• What is required
Identify each line below that contains the string "brand" and copy all of those lines.
··· Data shown
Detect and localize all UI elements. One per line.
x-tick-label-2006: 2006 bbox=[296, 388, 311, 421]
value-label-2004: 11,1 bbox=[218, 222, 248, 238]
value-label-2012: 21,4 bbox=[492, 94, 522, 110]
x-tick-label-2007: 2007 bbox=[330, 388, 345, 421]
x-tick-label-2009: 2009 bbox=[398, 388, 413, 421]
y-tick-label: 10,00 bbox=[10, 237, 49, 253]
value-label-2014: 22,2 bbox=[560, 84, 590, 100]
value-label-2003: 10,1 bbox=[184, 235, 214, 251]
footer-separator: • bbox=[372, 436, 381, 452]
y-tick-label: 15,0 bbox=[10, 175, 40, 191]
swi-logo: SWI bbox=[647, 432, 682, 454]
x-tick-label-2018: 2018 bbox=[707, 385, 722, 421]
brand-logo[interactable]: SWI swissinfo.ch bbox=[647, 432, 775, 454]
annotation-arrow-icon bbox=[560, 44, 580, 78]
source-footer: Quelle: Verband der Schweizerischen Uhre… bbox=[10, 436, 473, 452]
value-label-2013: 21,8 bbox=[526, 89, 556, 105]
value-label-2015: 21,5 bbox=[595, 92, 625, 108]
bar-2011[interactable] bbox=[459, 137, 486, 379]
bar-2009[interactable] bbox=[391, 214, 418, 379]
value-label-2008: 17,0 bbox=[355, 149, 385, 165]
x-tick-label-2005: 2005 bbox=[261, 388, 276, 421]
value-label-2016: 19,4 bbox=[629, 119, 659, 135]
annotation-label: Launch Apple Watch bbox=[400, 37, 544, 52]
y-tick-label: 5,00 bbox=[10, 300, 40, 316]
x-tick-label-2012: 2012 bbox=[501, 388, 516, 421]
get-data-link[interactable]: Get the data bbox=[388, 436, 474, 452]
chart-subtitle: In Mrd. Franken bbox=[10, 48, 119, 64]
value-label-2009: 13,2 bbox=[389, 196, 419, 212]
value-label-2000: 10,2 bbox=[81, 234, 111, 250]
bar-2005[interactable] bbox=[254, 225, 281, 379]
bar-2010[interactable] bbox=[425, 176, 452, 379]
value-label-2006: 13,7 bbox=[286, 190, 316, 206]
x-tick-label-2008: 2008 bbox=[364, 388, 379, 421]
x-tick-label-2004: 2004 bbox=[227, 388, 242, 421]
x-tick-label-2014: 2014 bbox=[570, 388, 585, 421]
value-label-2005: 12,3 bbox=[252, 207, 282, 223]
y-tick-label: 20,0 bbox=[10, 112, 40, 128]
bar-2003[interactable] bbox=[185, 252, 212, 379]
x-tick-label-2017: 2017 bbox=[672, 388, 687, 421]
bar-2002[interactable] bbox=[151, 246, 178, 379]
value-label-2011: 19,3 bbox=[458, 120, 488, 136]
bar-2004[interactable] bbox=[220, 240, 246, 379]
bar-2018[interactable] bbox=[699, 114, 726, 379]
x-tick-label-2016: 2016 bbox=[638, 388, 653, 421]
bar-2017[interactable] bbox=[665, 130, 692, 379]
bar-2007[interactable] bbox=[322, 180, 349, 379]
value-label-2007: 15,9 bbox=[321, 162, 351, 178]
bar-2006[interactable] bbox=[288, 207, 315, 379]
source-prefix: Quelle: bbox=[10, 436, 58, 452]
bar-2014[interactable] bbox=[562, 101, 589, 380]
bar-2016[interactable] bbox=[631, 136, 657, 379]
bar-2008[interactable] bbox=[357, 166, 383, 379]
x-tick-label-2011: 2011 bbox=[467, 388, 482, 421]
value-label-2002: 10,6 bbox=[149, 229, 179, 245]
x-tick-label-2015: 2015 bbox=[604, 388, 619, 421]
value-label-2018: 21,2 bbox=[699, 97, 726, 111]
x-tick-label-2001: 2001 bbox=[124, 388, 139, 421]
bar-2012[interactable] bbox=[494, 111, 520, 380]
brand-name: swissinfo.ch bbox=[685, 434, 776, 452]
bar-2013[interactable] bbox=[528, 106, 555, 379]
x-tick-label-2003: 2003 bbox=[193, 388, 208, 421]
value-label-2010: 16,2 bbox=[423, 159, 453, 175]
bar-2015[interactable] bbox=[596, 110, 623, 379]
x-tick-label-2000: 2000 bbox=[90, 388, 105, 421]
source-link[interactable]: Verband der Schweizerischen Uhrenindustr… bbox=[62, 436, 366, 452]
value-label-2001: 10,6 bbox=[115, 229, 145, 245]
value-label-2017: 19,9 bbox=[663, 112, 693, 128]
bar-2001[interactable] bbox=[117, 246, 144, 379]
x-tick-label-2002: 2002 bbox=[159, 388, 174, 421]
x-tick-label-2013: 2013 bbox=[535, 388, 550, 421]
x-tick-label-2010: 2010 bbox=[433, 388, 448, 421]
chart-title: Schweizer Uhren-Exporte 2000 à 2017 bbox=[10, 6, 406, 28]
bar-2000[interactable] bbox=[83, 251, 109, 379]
······
• Complete response
brand-logo[interactable]: SWI swissinfo.ch bbox=[647, 432, 775, 454]
brand-name: swissinfo.ch bbox=[685, 434, 776, 452]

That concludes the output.